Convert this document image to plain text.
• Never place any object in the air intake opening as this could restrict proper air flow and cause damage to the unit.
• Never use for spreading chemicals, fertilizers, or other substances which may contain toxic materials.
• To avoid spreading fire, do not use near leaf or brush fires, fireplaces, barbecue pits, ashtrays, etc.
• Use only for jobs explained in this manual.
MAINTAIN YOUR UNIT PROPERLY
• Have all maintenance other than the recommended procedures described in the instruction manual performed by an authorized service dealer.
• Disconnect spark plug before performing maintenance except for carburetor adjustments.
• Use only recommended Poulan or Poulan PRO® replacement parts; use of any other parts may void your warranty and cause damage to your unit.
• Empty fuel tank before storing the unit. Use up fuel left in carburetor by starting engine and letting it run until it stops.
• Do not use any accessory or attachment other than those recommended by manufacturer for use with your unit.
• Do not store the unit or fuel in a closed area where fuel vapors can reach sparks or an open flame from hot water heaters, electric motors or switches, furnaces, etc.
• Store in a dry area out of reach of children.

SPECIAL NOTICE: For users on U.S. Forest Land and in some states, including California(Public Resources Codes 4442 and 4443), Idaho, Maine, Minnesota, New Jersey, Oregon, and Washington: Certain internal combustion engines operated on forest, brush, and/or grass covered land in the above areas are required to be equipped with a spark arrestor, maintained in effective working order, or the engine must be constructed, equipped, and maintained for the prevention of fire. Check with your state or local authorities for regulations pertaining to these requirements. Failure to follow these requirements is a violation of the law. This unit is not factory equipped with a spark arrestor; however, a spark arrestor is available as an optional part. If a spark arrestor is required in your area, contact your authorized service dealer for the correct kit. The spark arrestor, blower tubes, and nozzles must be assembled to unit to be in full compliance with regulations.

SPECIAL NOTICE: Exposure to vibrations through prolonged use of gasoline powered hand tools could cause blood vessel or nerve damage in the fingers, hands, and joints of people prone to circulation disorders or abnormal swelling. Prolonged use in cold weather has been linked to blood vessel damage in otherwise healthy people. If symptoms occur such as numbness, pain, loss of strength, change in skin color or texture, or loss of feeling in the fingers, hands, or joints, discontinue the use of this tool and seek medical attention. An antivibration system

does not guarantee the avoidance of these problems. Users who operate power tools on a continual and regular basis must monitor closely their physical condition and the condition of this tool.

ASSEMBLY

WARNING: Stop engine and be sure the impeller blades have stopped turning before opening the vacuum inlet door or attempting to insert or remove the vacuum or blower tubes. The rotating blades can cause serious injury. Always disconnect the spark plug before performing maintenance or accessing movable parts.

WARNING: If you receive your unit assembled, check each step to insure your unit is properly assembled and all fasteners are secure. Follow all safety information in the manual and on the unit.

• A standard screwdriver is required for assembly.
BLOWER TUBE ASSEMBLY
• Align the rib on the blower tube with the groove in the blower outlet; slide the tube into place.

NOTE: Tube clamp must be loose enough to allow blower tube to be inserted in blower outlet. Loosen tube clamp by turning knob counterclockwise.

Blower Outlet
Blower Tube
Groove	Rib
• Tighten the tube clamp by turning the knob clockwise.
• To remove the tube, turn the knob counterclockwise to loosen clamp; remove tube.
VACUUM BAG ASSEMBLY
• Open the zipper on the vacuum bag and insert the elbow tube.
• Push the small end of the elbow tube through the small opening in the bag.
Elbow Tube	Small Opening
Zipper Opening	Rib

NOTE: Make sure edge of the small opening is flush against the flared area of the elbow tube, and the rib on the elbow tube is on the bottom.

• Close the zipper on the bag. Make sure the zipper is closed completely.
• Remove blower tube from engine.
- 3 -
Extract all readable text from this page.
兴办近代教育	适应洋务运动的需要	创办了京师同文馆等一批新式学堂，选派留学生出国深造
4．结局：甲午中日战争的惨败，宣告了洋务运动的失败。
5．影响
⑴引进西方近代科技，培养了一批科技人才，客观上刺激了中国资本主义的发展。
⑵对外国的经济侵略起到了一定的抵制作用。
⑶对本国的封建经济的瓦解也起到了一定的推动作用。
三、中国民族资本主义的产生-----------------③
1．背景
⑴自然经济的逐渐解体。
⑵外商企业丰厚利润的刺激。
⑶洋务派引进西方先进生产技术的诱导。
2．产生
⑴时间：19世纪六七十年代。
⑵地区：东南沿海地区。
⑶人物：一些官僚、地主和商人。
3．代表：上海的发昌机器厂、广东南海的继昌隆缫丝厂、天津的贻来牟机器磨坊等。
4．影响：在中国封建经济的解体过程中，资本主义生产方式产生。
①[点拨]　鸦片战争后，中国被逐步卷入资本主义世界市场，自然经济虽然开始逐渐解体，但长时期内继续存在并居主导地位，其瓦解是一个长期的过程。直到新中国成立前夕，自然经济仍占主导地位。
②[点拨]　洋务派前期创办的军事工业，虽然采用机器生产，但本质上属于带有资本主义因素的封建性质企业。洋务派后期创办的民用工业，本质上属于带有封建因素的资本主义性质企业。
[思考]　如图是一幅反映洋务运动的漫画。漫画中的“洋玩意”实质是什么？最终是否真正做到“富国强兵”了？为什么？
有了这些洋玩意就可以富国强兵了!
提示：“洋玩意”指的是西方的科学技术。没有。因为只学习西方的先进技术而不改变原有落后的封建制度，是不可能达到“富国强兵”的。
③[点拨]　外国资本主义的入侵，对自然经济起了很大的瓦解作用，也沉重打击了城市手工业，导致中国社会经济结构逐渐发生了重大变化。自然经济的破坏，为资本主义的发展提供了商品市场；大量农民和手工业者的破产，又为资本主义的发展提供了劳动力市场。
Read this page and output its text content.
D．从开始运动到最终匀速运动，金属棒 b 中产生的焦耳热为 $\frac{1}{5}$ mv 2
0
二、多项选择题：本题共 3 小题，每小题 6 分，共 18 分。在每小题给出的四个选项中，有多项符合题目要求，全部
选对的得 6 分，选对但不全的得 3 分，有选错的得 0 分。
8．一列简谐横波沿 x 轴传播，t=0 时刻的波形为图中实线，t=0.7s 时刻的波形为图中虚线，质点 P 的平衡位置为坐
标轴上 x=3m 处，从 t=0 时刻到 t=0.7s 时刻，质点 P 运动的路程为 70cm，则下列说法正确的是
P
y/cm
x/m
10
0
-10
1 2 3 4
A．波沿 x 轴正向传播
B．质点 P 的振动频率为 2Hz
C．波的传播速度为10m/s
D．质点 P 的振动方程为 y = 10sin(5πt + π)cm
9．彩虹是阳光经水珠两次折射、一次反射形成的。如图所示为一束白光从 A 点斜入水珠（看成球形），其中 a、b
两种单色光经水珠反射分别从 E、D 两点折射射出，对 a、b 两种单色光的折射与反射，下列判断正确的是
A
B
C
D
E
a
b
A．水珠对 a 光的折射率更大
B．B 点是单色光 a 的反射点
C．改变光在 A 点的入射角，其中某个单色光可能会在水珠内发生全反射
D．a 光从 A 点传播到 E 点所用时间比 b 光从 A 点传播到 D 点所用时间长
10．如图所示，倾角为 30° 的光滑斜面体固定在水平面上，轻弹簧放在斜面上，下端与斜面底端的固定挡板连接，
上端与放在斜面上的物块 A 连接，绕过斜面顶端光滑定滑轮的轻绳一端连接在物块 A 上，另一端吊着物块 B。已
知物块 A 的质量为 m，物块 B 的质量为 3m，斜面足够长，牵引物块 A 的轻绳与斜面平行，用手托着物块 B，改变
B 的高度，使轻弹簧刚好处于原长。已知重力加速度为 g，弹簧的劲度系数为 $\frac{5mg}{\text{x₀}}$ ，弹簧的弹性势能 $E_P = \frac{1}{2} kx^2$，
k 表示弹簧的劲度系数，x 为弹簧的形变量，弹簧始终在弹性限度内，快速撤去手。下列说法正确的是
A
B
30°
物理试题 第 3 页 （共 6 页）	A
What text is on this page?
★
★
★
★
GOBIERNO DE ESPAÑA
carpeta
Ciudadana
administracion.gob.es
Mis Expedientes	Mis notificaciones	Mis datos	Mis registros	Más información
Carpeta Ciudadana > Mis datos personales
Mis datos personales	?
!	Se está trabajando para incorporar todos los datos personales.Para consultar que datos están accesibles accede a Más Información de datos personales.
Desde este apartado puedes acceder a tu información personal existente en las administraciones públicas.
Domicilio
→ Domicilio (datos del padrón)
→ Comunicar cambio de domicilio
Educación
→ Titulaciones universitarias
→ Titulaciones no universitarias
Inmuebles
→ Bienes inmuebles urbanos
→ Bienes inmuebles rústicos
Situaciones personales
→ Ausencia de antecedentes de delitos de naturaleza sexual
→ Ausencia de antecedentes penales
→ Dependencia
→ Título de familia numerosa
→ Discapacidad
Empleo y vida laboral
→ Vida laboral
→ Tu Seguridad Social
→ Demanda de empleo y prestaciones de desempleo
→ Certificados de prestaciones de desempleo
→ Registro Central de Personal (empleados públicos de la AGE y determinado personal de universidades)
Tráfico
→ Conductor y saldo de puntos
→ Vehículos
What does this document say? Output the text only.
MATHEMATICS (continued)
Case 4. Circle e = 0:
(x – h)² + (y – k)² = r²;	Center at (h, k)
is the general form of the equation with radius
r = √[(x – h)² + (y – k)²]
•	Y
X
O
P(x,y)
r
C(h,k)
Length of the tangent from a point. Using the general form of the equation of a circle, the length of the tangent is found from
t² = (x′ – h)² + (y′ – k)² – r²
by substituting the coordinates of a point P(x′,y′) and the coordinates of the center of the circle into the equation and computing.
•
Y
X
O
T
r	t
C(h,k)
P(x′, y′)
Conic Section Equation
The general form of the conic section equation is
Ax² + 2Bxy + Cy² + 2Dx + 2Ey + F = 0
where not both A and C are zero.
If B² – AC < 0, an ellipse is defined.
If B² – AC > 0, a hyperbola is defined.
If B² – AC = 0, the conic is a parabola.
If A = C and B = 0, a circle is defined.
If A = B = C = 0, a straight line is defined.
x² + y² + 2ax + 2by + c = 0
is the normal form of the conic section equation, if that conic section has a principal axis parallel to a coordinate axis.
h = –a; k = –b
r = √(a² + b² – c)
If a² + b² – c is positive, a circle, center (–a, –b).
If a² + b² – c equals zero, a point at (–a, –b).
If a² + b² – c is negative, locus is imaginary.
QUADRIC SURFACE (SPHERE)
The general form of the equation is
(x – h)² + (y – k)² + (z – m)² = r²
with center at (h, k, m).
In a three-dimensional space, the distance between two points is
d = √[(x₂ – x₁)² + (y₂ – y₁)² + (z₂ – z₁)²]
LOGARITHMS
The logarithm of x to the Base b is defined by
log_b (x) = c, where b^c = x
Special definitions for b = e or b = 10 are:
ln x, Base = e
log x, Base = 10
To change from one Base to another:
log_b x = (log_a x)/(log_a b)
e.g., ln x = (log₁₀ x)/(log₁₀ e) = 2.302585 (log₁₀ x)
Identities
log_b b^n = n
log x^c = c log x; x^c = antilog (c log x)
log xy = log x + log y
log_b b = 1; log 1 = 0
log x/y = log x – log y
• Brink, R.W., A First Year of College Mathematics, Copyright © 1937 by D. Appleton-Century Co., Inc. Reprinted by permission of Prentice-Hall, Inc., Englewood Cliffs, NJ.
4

- - -

What you will do: Show the lines from the data above that contain the string "does".

Correct result:
does not guarantee the avoidance of these problems. Users who operate power tools on a continual and regular basis must monitor closely their physical condition and the condition of this tool.
What does this document say? Output the text only.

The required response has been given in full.